Select each line where the word "this" appears.

DATA SECTION:
[start]

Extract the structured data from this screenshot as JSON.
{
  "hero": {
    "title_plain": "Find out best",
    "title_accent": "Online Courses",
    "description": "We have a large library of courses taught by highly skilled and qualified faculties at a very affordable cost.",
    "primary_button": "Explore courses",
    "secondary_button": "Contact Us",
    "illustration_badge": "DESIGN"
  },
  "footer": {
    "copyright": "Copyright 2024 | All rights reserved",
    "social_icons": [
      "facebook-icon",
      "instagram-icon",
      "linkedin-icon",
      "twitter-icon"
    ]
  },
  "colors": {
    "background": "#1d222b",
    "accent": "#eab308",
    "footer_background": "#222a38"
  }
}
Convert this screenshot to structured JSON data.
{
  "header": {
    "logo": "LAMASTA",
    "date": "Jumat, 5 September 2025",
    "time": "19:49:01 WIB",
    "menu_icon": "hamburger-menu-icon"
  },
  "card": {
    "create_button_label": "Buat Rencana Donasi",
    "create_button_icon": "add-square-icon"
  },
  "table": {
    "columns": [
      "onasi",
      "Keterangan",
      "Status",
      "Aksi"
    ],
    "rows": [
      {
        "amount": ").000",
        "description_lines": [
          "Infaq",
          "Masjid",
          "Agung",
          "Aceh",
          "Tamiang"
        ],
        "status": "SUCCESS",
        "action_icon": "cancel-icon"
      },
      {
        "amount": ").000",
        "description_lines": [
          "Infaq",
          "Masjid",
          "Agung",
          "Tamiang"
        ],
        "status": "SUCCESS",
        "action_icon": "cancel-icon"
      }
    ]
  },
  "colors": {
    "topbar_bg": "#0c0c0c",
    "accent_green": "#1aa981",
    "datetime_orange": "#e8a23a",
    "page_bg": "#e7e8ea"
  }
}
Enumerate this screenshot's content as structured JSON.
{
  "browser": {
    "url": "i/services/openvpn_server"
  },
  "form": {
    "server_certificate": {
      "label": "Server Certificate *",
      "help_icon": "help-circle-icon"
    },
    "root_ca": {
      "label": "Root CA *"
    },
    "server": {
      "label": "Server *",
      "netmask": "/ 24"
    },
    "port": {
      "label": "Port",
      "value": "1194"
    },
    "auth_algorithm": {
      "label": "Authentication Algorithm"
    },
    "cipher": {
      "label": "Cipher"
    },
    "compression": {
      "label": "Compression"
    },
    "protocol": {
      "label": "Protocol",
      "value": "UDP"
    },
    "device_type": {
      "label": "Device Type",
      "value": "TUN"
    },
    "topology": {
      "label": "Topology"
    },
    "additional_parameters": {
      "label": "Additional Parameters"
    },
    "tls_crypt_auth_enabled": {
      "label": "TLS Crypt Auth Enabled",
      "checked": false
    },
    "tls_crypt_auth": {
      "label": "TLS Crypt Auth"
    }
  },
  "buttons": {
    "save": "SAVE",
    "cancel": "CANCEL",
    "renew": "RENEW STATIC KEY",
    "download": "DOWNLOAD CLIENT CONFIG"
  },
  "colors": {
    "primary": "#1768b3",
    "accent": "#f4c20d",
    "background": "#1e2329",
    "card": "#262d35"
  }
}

[end]

WRITTEN SOLUTION:
Extract the structured data from this screenshot as JSON.
Convert this screenshot to structured JSON data.
Enumerate this screenshot's content as structured JSON.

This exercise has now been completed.